Data entries for graphics
━━━

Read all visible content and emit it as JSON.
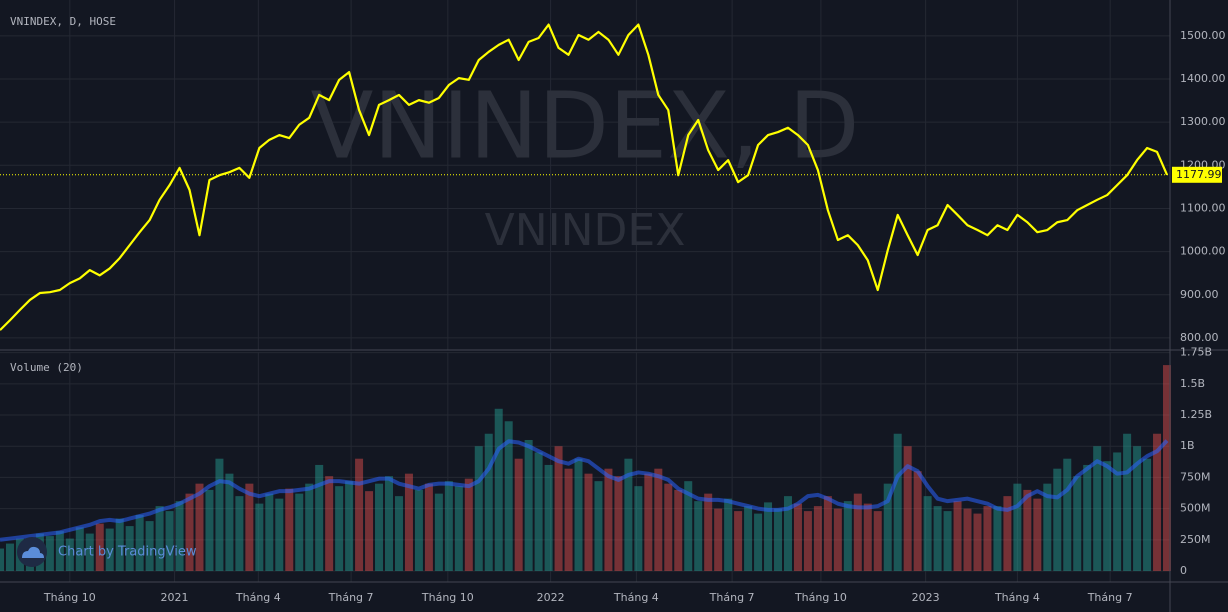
{
  "header": {
    "symbol": "VNINDEX, D, HOSE",
    "watermark": "VNINDEX, D",
    "watermark_sub": "VNINDEX",
    "branding": "Chart by TradingView"
  },
  "chart_data": [
    {
      "type": "line",
      "color": "#ffff00",
      "grid": true,
      "x": [
        0,
        1,
        2,
        3,
        4,
        5,
        6,
        7,
        8,
        9,
        10,
        11,
        12,
        13,
        14,
        15,
        16,
        17,
        18,
        19,
        20,
        21,
        22,
        23,
        24,
        25,
        26,
        27,
        28,
        29,
        30,
        31,
        32,
        33,
        34,
        35,
        36,
        37,
        38,
        39,
        40,
        41,
        42,
        43,
        44,
        45,
        46,
        47,
        48,
        49,
        50,
        51,
        52,
        53,
        54,
        55,
        56,
        57,
        58,
        59,
        60,
        61,
        62,
        63,
        64,
        65,
        66,
        67,
        68,
        69,
        70,
        71,
        72,
        73,
        74,
        75,
        76,
        77,
        78,
        79,
        80,
        81,
        82,
        83,
        84,
        85,
        86,
        87,
        88,
        89,
        90,
        91,
        92,
        93,
        94,
        95,
        96,
        97,
        98,
        99,
        100,
        101,
        102,
        103,
        104,
        105,
        106,
        107,
        108,
        109,
        110,
        111,
        112,
        113,
        114,
        115,
        116,
        117
      ],
      "values": [
        818,
        841,
        865,
        888,
        904,
        906,
        911,
        927,
        938,
        957,
        945,
        961,
        985,
        1015,
        1045,
        1073,
        1120,
        1154,
        1194,
        1143,
        1038,
        1166,
        1177,
        1184,
        1194,
        1171,
        1240,
        1259,
        1270,
        1263,
        1294,
        1310,
        1363,
        1351,
        1398,
        1416,
        1328,
        1270,
        1340,
        1351,
        1363,
        1340,
        1351,
        1345,
        1356,
        1386,
        1402,
        1398,
        1444,
        1463,
        1479,
        1491,
        1444,
        1486,
        1495,
        1526,
        1472,
        1456,
        1502,
        1491,
        1509,
        1491,
        1456,
        1502,
        1526,
        1456,
        1363,
        1328,
        1177,
        1270,
        1305,
        1235,
        1189,
        1212,
        1161,
        1177,
        1247,
        1270,
        1277,
        1287,
        1270,
        1247,
        1189,
        1096,
        1027,
        1038,
        1015,
        980,
        911,
        1003,
        1085,
        1038,
        992,
        1050,
        1061,
        1108,
        1085,
        1061,
        1050,
        1038,
        1061,
        1050,
        1085,
        1068,
        1045,
        1050,
        1068,
        1073,
        1096,
        1108,
        1120,
        1131,
        1154,
        1177,
        1212,
        1240,
        1231,
        1177.99
      ],
      "ylim": [
        772,
        1583
      ],
      "yticks": [
        {
          "value": 800,
          "label": "800.00"
        },
        {
          "value": 900,
          "label": "900.00"
        },
        {
          "value": 1000,
          "label": "1000.00"
        },
        {
          "value": 1100,
          "label": "1100.00"
        },
        {
          "value": 1200,
          "label": "1200.00"
        },
        {
          "value": 1300,
          "label": "1300.00"
        },
        {
          "value": 1400,
          "label": "1400.00"
        },
        {
          "value": 1500,
          "label": "1500.00"
        }
      ]
    },
    {
      "type": "bar",
      "title": "Volume (20)",
      "color_up": "#26a69a",
      "color_down": "#ef5350",
      "ma_color": "#2962ff",
      "grid": true,
      "values": [
        180,
        220,
        260,
        240,
        300,
        280,
        320,
        260,
        350,
        300,
        380,
        340,
        420,
        360,
        450,
        400,
        520,
        480,
        560,
        620,
        700,
        650,
        900,
        780,
        600,
        700,
        540,
        620,
        580,
        660,
        620,
        700,
        850,
        760,
        680,
        720,
        900,
        640,
        700,
        760,
        600,
        780,
        650,
        700,
        620,
        720,
        680,
        740,
        1000,
        1100,
        1300,
        1200,
        900,
        1050,
        950,
        850,
        1000,
        820,
        900,
        780,
        720,
        820,
        760,
        900,
        680,
        780,
        820,
        700,
        650,
        720,
        560,
        620,
        500,
        580,
        480,
        520,
        460,
        550,
        500,
        600,
        540,
        480,
        520,
        600,
        500,
        560,
        620,
        540,
        480,
        700,
        1100,
        1000,
        800,
        600,
        520,
        480,
        560,
        500,
        460,
        520,
        520,
        600,
        700,
        650,
        580,
        700,
        820,
        900,
        760,
        850,
        1000,
        880,
        950,
        1100,
        1000,
        900,
        1100,
        1650
      ],
      "ma_values": [
        250,
        260,
        270,
        280,
        290,
        300,
        310,
        330,
        350,
        370,
        400,
        410,
        400,
        420,
        440,
        460,
        490,
        510,
        540,
        580,
        620,
        680,
        720,
        710,
        660,
        620,
        600,
        620,
        640,
        640,
        650,
        660,
        690,
        720,
        720,
        710,
        700,
        720,
        740,
        740,
        700,
        680,
        660,
        690,
        700,
        700,
        690,
        680,
        720,
        820,
        980,
        1040,
        1030,
        1000,
        960,
        920,
        880,
        860,
        900,
        880,
        820,
        760,
        730,
        770,
        790,
        780,
        760,
        730,
        660,
        620,
        580,
        570,
        570,
        560,
        540,
        520,
        500,
        490,
        490,
        500,
        540,
        600,
        610,
        580,
        540,
        520,
        510,
        510,
        520,
        560,
        760,
        840,
        800,
        680,
        580,
        560,
        570,
        580,
        560,
        540,
        500,
        490,
        520,
        600,
        640,
        600,
        590,
        650,
        760,
        820,
        880,
        840,
        780,
        790,
        860,
        920,
        960,
        1045
      ],
      "ylim": [
        -88,
        1755
      ],
      "yticks": [
        0,
        {
          "value": 250,
          "label": "250M"
        },
        {
          "value": 500,
          "label": "500M"
        },
        {
          "value": 750,
          "label": "750M"
        },
        {
          "value": 1000,
          "label": "1B"
        },
        {
          "value": 1250,
          "label": "1.25B"
        },
        {
          "value": 1500,
          "label": "1.5B"
        },
        {
          "value": 1750,
          "label": "1.75B"
        }
      ],
      "xlim": [
        0,
        117.3
      ],
      "xticks": [
        {
          "value": 7,
          "label": "Tháng 10"
        },
        {
          "value": 17.5,
          "label": "2021"
        },
        {
          "value": 25.9,
          "label": "Tháng 4"
        },
        {
          "value": 35.2,
          "label": "Tháng 7"
        },
        {
          "value": 44.9,
          "label": "Tháng 10"
        },
        {
          "value": 55.2,
          "label": "2022"
        },
        {
          "value": 63.8,
          "label": "Tháng 4"
        },
        {
          "value": 73.4,
          "label": "Tháng 7"
        },
        {
          "value": 82.3,
          "label": "Tháng 10"
        },
        {
          "value": 92.8,
          "label": "2023"
        },
        {
          "value": 102,
          "label": "Tháng 4"
        },
        {
          "value": 111.3,
          "label": "Tháng 7"
        }
      ]
    }
  ]
}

━━━

WHAT IS ASKED
All of the material above needs to be restated exactly, with no pictures.

ANSWER TO THIS TASK
Read all visible content and emit it as JSON.
{
  "header": {
    "symbol": "VNINDEX, D, HOSE",
    "watermark": "VNINDEX, D",
    "watermark_sub": "VNINDEX",
    "branding": "Chart by TradingView"
  },
  "chart_data": [
    {
      "type": "line",
      "color": "#ffff00",
      "grid": true,
      "x": [
        0,
        1,
        2,
        3,
        4,
        5,
        6,
        7,
        8,
        9,
        10,
        11,
        12,
        13,
        14,
        15,
        16,
        17,
        18,
        19,
        20,
        21,
        22,
        23,
        24,
        25,
        26,
        27,
        28,
        29,
        30,
        31,
        32,
        33,
        34,
        35,
        36,
        37,
        38,
        39,
        40,
        41,
        42,
        43,
        44,
        45,
        46,
        47,
        48,
        49,
        50,
        51,
        52,
        53,
        54,
        55,
        56,
        57,
        58,
        59,
        60,
        61,
        62,
        63,
        64,
        65,
        66,
        67,
        68,
        69,
        70,
        71,
        72,
        73,
        74,
        75,
        76,
        77,
        78,
        79,
        80,
        81,
        82,
        83,
        84,
        85,
        86,
        87,
        88,
        89,
        90,
        91,
        92,
        93,
        94,
        95,
        96,
        97,
        98,
        99,
        100,
        101,
        102,
        103,
        104,
        105,
        106,
        107,
        108,
        109,
        110,
        111,
        112,
        113,
        114,
        115,
        116,
        117
      ],
      "values": [
        818,
        841,
        865,
        888,
        904,
        906,
        911,
        927,
        938,
        957,
        945,
        961,
        985,
        1015,
        1045,
        1073,
        1120,
        1154,
        1194,
        1143,
        1038,
        1166,
        1177,
        1184,
        1194,
        1171,
        1240,
        1259,
        1270,
        1263,
        1294,
        1310,
        1363,
        1351,
        1398,
        1416,
        1328,
        1270,
        1340,
        1351,
        1363,
        1340,
        1351,
        1345,
        1356,
        1386,
        1402,
        1398,
        1444,
        1463,
        1479,
        1491,
        1444,
        1486,
        1495,
        1526,
        1472,
        1456,
        1502,
        1491,
        1509,
        1491,
        1456,
        1502,
        1526,
        1456,
        1363,
        1328,
        1177,
        1270,
        1305,
        1235,
        1189,
        1212,
        1161,
        1177,
        1247,
        1270,
        1277,
        1287,
        1270,
        1247,
        1189,
        1096,
        1027,
        1038,
        1015,
        980,
        911,
        1003,
        1085,
        1038,
        992,
        1050,
        1061,
        1108,
        1085,
        1061,
        1050,
        1038,
        1061,
        1050,
        1085,
        1068,
        1045,
        1050,
        1068,
        1073,
        1096,
        1108,
        1120,
        1131,
        1154,
        1177,
        1212,
        1240,
        1231,
        1177.99
      ],
      "ylim": [
        772,
        1583
      ],
      "yticks": [
        {
          "value": 800,
          "label": "800.00"
        },
        {
          "value": 900,
          "label": "900.00"
        },
        {
          "value": 1000,
          "label": "1000.00"
        },
        {
          "value": 1100,
          "label": "1100.00"
        },
        {
          "value": 1200,
          "label": "1200.00"
        },
        {
          "value": 1300,
          "label": "1300.00"
        },
        {
          "value": 1400,
          "label": "1400.00"
        },
        {
          "value": 1500,
          "label": "1500.00"
        }
      ]
    },
    {
      "type": "bar",
      "title": "Volume (20)",
      "color_up": "#26a69a",
      "color_down": "#ef5350",
      "ma_color": "#2962ff",
      "grid": true,
      "values": [
        180,
        220,
        260,
        240,
        300,
        280,
        320,
        260,
        350,
        300,
        380,
        340,
        420,
        360,
        450,
        400,
        520,
        480,
        560,
        620,
        700,
        650,
        900,
        780,
        600,
        700,
        540,
        620,
        580,
        660,
        620,
        700,
        850,
        760,
        680,
        720,
        900,
        640,
        700,
        760,
        600,
        780,
        650,
        700,
        620,
        720,
        680,
        740,
        1000,
        1100,
        1300,
        1200,
        900,
        1050,
        950,
        850,
        1000,
        820,
        900,
        780,
        720,
        820,
        760,
        900,
        680,
        780,
        820,
        700,
        650,
        720,
        560,
        620,
        500,
        580,
        480,
        520,
        460,
        550,
        500,
        600,
        540,
        480,
        520,
        600,
        500,
        560,
        620,
        540,
        480,
        700,
        1100,
        1000,
        800,
        600,
        520,
        480,
        560,
        500,
        460,
        520,
        520,
        600,
        700,
        650,
        580,
        700,
        820,
        900,
        760,
        850,
        1000,
        880,
        950,
        1100,
        1000,
        900,
        1100,
        1650
      ],
      "ma_values": [
        250,
        260,
        270,
        280,
        290,
        300,
        310,
        330,
        350,
        370,
        400,
        410,
        400,
        420,
        440,
        460,
        490,
        510,
        540,
        580,
        620,
        680,
        720,
        710,
        660,
        620,
        600,
        620,
        640,
        640,
        650,
        660,
        690,
        720,
        720,
        710,
        700,
        720,
        740,
        740,
        700,
        680,
        660,
        690,
        700,
        700,
        690,
        680,
        720,
        820,
        980,
        1040,
        1030,
        1000,
        960,
        920,
        880,
        860,
        900,
        880,
        820,
        760,
        730,
        770,
        790,
        780,
        760,
        730,
        660,
        620,
        580,
        570,
        570,
        560,
        540,
        520,
        500,
        490,
        490,
        500,
        540,
        600,
        610,
        580,
        540,
        520,
        510,
        510,
        520,
        560,
        760,
        840,
        800,
        680,
        580,
        560,
        570,
        580,
        560,
        540,
        500,
        490,
        520,
        600,
        640,
        600,
        590,
        650,
        760,
        820,
        880,
        840,
        780,
        790,
        860,
        920,
        960,
        1045
      ],
      "ylim": [
        -88,
        1755
      ],
      "yticks": [
        0,
        {
          "value": 250,
          "label": "250M"
        },
        {
          "value": 500,
          "label": "500M"
        },
        {
          "value": 750,
          "label": "750M"
        },
        {
          "value": 1000,
          "label": "1B"
        },
        {
          "value": 1250,
          "label": "1.25B"
        },
        {
          "value": 1500,
          "label": "1.5B"
        },
        {
          "value": 1750,
          "label": "1.75B"
        }
      ],
      "xlim": [
        0,
        117.3
      ],
      "xticks": [
        {
          "value": 7,
          "label": "Tháng 10"
        },
        {
          "value": 17.5,
          "label": "2021"
        },
        {
          "value": 25.9,
          "label": "Tháng 4"
        },
        {
          "value": 35.2,
          "label": "Tháng 7"
        },
        {
          "value": 44.9,
          "label": "Tháng 10"
        },
        {
          "value": 55.2,
          "label": "2022"
        },
        {
          "value": 63.8,
          "label": "Tháng 4"
        },
        {
          "value": 73.4,
          "label": "Tháng 7"
        },
        {
          "value": 82.3,
          "label": "Tháng 10"
        },
        {
          "value": 92.8,
          "label": "2023"
        },
        {
          "value": 102,
          "label": "Tháng 4"
        },
        {
          "value": 111.3,
          "label": "Tháng 7"
        }
      ]
    }
  ]
}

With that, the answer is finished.